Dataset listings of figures
-------

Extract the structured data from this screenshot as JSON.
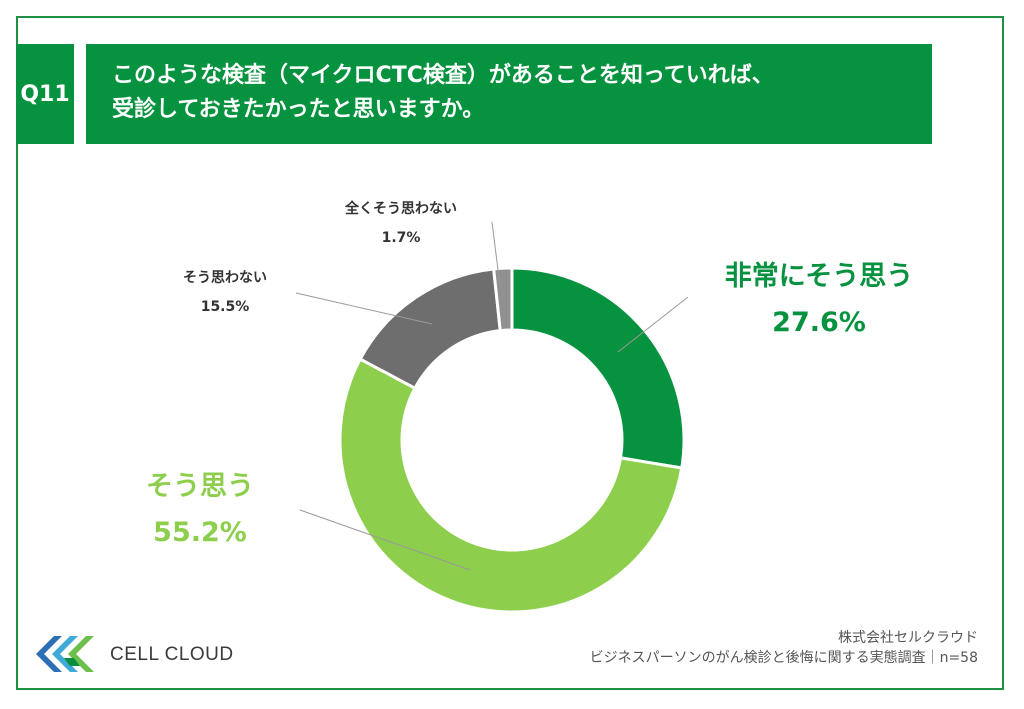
{
  "question": {
    "badge": "Q11",
    "line1": "このような検査（マイクロCTC検査）があることを知っていれば、",
    "line2": "受診しておきたかったと思いますか。"
  },
  "colors": {
    "brand_green": "#07923f",
    "light_green": "#8dcf4d",
    "dark_gray": "#6e6e6e",
    "light_gray": "#909090"
  },
  "chart_data": {
    "type": "pie",
    "variant": "donut",
    "start": "top",
    "direction": "clockwise",
    "series": [
      {
        "name": "非常にそう思う",
        "value": 27.6,
        "value_label": "27.6%",
        "color": "#07923f"
      },
      {
        "name": "そう思う",
        "value": 55.2,
        "value_label": "55.2%",
        "color": "#8dcf4d"
      },
      {
        "name": "そう思わない",
        "value": 15.5,
        "value_label": "15.5%",
        "color": "#6e6e6e"
      },
      {
        "name": "全くそう思わない",
        "value": 1.7,
        "value_label": "1.7%",
        "color": "#909090"
      }
    ]
  },
  "footer": {
    "company": "株式会社セルクラウド",
    "survey": "ビジネスパーソンのがん検診と後悔に関する実態調査｜n=58",
    "logo_text": "CELL CLOUD"
  }
}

-------

**Job:** Output every entry verbatim. Pictures do not belong in the copy.

**The reply:**
Extract the structured data from this screenshot as JSON.
{
  "question": {
    "badge": "Q11",
    "line1": "このような検査（マイクロCTC検査）があることを知っていれば、",
    "line2": "受診しておきたかったと思いますか。"
  },
  "colors": {
    "brand_green": "#07923f",
    "light_green": "#8dcf4d",
    "dark_gray": "#6e6e6e",
    "light_gray": "#909090"
  },
  "chart_data": {
    "type": "pie",
    "variant": "donut",
    "start": "top",
    "direction": "clockwise",
    "series": [
      {
        "name": "非常にそう思う",
        "value": 27.6,
        "value_label": "27.6%",
        "color": "#07923f"
      },
      {
        "name": "そう思う",
        "value": 55.2,
        "value_label": "55.2%",
        "color": "#8dcf4d"
      },
      {
        "name": "そう思わない",
        "value": 15.5,
        "value_label": "15.5%",
        "color": "#6e6e6e"
      },
      {
        "name": "全くそう思わない",
        "value": 1.7,
        "value_label": "1.7%",
        "color": "#909090"
      }
    ]
  },
  "footer": {
    "company": "株式会社セルクラウド",
    "survey": "ビジネスパーソンのがん検診と後悔に関する実態調査｜n=58",
    "logo_text": "CELL CLOUD"
  }
}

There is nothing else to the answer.